=== PROBLEM ===
Count how many lines in this material contain "ylabel". The answer is that number alone.
--------------------------------
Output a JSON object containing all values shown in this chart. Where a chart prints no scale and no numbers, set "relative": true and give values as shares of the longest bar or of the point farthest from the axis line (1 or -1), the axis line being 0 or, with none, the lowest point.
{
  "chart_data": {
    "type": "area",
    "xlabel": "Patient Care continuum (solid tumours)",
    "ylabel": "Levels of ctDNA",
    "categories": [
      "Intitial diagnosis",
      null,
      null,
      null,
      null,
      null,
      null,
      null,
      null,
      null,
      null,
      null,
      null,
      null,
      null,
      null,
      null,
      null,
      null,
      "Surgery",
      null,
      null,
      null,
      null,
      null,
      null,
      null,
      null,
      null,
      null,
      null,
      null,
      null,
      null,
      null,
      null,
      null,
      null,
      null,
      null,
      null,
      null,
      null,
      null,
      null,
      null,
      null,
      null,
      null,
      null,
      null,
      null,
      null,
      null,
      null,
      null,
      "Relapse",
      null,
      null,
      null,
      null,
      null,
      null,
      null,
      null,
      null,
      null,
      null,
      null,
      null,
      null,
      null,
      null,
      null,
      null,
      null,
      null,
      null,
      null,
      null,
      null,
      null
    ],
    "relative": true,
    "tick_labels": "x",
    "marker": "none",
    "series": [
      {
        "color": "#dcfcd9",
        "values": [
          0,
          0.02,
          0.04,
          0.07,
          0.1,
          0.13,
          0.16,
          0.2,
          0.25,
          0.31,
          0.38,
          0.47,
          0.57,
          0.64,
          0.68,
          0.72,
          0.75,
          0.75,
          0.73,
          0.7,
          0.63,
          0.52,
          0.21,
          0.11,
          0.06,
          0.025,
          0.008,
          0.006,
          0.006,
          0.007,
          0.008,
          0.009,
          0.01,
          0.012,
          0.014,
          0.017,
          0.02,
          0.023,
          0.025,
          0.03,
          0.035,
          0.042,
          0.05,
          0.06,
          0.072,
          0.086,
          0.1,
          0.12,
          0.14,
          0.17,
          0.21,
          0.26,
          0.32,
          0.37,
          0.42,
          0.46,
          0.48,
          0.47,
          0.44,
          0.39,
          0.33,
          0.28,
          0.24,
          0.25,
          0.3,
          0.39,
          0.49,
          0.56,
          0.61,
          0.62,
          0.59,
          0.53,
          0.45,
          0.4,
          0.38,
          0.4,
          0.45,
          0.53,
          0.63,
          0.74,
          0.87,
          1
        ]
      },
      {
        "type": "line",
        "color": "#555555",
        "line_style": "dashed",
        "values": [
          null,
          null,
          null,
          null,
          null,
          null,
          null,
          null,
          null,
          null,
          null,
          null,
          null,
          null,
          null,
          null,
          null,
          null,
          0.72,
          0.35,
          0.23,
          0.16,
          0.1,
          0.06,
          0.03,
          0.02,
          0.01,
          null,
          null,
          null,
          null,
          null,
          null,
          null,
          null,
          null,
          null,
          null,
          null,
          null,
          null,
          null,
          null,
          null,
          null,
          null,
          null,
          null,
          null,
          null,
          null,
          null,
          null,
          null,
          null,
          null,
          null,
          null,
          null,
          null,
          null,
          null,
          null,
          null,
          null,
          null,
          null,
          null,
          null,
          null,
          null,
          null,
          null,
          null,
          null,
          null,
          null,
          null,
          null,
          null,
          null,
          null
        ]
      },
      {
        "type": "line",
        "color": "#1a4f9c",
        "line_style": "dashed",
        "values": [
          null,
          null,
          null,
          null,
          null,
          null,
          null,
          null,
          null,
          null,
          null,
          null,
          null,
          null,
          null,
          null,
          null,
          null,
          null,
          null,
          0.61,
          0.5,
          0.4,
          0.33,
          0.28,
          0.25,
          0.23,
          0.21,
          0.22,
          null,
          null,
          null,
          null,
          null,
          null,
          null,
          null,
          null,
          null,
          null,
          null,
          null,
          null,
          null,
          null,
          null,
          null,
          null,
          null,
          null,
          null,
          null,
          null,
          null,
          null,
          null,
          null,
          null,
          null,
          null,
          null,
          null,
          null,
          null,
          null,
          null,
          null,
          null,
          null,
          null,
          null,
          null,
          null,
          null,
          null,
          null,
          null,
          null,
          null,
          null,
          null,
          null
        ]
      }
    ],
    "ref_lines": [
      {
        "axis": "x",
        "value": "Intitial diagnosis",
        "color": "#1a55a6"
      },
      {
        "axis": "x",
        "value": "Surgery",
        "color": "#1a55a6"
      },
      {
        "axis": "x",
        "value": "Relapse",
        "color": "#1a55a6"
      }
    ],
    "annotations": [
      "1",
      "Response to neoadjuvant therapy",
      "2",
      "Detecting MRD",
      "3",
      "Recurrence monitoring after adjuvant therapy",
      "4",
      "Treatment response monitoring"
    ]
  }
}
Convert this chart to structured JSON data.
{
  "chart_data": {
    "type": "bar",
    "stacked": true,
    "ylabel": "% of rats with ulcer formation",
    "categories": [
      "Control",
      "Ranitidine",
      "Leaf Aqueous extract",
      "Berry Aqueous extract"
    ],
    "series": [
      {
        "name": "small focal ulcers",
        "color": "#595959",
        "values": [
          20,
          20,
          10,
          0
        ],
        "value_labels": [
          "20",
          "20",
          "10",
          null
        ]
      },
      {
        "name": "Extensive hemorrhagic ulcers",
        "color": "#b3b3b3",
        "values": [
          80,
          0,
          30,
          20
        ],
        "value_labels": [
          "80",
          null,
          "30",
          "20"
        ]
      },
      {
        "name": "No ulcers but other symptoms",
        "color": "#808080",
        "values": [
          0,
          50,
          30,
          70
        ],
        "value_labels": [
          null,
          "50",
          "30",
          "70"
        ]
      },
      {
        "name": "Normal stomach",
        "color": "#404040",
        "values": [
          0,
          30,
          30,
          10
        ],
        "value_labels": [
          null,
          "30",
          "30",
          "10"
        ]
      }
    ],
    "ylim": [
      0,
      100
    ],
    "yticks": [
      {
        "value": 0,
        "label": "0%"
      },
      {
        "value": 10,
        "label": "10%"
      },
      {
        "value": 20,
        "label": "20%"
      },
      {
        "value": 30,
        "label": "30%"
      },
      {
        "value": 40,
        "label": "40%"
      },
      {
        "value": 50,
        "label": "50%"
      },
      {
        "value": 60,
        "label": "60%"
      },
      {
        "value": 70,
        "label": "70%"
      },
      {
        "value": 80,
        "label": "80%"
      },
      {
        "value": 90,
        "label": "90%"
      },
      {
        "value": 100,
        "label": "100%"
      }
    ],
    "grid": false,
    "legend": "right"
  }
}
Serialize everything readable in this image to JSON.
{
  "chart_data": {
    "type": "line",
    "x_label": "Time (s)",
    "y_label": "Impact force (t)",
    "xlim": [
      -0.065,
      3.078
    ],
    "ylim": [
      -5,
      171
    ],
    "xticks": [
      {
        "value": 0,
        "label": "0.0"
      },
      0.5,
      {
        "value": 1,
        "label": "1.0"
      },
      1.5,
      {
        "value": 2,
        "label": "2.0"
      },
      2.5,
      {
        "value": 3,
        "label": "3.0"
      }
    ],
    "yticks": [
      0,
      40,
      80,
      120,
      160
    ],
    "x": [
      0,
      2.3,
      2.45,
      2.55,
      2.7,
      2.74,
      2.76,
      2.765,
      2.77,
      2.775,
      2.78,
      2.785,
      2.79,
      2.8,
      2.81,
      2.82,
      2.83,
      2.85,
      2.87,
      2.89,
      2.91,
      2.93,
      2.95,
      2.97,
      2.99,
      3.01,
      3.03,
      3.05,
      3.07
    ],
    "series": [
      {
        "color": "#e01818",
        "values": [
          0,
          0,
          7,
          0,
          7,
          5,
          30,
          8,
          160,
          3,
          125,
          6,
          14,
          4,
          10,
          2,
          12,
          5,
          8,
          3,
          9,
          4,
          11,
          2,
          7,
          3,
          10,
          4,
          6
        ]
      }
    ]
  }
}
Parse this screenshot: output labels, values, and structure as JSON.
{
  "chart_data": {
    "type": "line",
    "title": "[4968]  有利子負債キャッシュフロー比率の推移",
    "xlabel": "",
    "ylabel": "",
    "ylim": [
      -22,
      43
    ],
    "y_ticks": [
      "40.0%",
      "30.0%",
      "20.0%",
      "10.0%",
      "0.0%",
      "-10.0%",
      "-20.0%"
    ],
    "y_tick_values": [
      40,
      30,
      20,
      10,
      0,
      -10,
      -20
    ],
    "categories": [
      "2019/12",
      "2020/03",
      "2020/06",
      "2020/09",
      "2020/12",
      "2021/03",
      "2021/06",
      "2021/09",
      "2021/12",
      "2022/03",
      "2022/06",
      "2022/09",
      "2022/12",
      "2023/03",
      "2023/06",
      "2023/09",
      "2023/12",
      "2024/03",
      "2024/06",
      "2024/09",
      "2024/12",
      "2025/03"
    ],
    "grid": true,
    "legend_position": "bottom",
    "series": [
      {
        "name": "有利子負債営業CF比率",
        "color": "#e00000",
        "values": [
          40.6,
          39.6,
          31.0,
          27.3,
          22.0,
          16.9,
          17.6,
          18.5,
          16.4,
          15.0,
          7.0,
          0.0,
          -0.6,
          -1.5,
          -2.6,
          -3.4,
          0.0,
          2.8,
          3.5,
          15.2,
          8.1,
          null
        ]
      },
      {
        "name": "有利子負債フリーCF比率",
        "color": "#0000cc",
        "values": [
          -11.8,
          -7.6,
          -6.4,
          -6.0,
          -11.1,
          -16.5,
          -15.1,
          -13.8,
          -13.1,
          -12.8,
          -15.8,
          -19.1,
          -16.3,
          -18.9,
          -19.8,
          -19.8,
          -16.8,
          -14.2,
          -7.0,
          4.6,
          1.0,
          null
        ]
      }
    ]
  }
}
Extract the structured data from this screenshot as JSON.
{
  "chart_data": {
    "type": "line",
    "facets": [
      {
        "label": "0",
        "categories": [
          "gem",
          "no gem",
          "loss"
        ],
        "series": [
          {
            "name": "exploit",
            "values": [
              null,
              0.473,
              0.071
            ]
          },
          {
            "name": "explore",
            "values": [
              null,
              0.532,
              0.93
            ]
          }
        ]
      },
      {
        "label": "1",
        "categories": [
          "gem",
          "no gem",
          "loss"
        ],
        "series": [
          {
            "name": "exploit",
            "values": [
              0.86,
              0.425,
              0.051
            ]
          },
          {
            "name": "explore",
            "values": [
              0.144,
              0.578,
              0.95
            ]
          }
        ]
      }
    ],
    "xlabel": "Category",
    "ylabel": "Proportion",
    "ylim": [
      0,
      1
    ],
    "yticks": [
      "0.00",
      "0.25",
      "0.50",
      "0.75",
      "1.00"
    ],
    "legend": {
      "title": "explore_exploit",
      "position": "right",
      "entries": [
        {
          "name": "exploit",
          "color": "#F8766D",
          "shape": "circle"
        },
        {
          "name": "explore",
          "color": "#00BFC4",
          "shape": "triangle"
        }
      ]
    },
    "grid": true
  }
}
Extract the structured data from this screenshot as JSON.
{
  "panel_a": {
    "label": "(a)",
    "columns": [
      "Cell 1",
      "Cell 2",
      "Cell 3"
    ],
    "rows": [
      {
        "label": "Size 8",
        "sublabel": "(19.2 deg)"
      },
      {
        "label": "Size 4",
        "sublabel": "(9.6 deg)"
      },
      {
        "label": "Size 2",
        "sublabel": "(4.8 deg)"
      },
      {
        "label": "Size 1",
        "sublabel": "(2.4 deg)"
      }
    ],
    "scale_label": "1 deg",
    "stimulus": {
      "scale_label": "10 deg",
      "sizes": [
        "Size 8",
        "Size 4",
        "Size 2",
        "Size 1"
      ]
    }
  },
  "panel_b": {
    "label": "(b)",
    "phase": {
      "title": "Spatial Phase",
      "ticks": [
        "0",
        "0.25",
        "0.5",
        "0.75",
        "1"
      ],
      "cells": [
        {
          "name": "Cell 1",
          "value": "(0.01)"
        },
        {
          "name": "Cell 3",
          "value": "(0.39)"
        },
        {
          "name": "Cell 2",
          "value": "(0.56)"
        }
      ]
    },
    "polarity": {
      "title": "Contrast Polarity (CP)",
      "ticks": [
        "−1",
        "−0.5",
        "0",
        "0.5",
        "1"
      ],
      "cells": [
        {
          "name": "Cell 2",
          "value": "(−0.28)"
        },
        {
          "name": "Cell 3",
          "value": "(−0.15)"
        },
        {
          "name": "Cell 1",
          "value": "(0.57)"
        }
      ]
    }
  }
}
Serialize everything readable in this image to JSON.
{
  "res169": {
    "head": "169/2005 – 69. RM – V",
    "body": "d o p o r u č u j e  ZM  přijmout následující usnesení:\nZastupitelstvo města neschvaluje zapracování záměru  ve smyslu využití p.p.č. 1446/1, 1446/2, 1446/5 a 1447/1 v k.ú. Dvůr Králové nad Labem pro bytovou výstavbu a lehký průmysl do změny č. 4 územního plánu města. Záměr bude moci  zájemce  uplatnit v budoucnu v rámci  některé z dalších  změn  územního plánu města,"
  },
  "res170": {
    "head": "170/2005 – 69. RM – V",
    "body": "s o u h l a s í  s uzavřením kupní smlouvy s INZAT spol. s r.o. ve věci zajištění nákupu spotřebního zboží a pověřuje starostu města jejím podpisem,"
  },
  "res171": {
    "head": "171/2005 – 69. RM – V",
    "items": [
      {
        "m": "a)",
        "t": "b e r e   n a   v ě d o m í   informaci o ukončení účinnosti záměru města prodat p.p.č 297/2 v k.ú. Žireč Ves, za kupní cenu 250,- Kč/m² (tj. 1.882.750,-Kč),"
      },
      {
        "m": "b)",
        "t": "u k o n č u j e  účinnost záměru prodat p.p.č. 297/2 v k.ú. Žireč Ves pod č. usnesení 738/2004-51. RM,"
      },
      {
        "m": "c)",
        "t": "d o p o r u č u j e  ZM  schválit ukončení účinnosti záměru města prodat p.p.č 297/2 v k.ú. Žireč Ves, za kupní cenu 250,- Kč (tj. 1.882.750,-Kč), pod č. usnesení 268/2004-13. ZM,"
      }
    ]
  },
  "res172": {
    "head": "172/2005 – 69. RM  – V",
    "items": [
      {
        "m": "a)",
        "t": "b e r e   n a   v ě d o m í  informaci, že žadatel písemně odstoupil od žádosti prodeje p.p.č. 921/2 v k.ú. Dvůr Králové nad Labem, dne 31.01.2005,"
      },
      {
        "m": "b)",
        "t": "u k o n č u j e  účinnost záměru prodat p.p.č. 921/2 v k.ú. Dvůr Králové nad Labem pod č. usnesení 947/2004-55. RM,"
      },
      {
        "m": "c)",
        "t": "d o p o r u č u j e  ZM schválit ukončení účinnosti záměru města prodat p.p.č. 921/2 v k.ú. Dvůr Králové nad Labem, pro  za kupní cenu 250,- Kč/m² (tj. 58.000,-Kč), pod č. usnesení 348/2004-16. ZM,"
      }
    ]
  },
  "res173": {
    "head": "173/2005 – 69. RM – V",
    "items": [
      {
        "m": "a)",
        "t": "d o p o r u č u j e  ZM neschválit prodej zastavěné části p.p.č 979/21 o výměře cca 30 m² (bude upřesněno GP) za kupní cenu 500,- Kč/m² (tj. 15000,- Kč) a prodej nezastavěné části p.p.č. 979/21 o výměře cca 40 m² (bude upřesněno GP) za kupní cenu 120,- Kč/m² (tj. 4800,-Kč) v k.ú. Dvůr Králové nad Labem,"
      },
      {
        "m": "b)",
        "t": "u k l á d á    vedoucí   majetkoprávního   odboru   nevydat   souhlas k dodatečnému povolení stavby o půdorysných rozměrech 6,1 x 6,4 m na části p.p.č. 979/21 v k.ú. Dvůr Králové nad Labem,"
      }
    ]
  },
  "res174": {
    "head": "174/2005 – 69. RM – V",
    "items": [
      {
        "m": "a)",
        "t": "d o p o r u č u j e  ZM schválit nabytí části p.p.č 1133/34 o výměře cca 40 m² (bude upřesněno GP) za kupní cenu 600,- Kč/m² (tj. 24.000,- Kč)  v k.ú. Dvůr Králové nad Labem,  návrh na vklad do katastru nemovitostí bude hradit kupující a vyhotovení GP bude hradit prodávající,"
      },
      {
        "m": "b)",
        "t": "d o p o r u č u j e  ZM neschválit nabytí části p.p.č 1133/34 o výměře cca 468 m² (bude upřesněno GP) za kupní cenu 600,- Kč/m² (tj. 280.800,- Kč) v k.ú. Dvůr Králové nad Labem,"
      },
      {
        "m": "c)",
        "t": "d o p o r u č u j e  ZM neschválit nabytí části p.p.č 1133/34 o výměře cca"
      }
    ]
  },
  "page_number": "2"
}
--------------------------------
=== THE RESPONSE ===
4